#### DESCRIPTION OF THE TASK
Show every line that has the string "JSON" in it.

═════ GIVEN INFORMATION

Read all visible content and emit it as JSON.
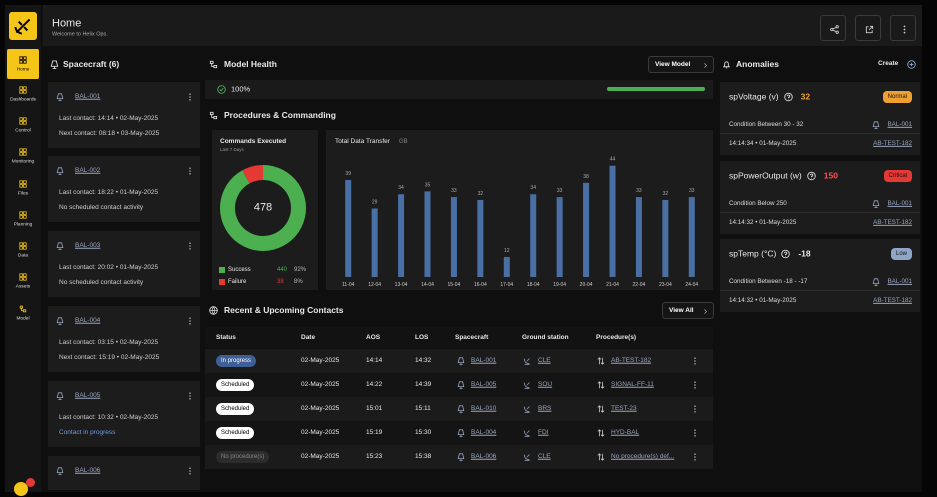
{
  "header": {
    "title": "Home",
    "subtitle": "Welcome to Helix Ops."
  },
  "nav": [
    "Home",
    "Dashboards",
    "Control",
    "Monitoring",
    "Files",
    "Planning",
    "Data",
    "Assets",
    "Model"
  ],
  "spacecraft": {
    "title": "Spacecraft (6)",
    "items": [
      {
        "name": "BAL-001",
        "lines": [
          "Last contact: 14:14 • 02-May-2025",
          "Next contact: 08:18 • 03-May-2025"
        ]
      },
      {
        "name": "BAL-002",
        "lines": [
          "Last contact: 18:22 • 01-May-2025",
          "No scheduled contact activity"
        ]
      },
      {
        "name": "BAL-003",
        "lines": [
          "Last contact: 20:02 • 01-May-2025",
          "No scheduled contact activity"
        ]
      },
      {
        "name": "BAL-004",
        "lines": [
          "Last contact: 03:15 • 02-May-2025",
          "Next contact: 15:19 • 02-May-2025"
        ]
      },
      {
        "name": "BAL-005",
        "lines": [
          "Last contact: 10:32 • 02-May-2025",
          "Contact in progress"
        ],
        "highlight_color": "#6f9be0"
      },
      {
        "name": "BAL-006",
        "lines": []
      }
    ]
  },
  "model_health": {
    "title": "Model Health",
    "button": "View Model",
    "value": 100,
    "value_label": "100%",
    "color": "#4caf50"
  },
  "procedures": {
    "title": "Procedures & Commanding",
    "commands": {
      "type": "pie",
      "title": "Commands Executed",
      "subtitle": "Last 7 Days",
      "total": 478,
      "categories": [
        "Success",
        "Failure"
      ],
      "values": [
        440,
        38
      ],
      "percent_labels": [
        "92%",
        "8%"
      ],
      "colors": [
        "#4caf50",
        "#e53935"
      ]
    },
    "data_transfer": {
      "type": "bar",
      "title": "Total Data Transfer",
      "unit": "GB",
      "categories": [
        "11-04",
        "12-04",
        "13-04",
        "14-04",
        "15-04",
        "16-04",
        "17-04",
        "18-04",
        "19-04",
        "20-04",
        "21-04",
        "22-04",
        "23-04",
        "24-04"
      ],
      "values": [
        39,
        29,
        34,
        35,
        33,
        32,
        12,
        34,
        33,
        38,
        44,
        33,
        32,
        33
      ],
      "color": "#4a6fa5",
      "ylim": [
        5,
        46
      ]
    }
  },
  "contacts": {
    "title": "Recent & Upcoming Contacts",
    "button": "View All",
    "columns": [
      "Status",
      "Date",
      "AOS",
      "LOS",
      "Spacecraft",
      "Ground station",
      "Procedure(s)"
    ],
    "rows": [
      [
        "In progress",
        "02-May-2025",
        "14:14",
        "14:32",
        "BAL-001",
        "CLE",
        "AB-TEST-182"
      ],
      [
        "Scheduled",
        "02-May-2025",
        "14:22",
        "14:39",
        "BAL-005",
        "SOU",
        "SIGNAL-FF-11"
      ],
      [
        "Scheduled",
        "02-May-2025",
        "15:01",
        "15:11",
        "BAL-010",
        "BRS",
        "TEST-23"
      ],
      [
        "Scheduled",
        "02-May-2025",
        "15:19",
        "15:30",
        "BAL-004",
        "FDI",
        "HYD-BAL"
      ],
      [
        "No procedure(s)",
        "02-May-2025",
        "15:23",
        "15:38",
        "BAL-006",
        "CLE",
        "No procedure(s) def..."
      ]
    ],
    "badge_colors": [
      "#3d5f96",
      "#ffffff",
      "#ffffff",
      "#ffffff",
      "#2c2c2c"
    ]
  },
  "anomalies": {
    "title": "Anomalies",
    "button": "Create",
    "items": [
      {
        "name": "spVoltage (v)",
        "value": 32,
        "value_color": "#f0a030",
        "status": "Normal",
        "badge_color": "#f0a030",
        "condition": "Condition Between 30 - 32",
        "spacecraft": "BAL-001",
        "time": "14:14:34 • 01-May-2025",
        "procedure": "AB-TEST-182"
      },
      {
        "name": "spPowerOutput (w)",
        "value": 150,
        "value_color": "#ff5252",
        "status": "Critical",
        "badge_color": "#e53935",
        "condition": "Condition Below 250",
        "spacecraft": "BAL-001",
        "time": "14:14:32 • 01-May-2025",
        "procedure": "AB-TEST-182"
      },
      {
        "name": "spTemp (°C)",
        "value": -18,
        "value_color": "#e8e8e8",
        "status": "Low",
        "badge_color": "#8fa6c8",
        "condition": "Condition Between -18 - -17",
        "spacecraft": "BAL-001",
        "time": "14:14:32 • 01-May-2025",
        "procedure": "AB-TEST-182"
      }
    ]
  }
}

══════════
═════ GIVEN INFORMATION

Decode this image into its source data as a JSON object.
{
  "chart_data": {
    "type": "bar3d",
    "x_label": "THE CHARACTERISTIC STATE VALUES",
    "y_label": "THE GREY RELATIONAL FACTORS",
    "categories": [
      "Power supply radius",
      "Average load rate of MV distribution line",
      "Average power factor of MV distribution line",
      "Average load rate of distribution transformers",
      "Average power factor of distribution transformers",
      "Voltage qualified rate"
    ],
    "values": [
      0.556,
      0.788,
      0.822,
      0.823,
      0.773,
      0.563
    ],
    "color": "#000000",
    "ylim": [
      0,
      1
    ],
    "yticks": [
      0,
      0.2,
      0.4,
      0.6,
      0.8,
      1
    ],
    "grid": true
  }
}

══════════

#### ANSWER BELOW
Read all visible content and emit it as JSON.
Decode this image into its source data as a JSON object.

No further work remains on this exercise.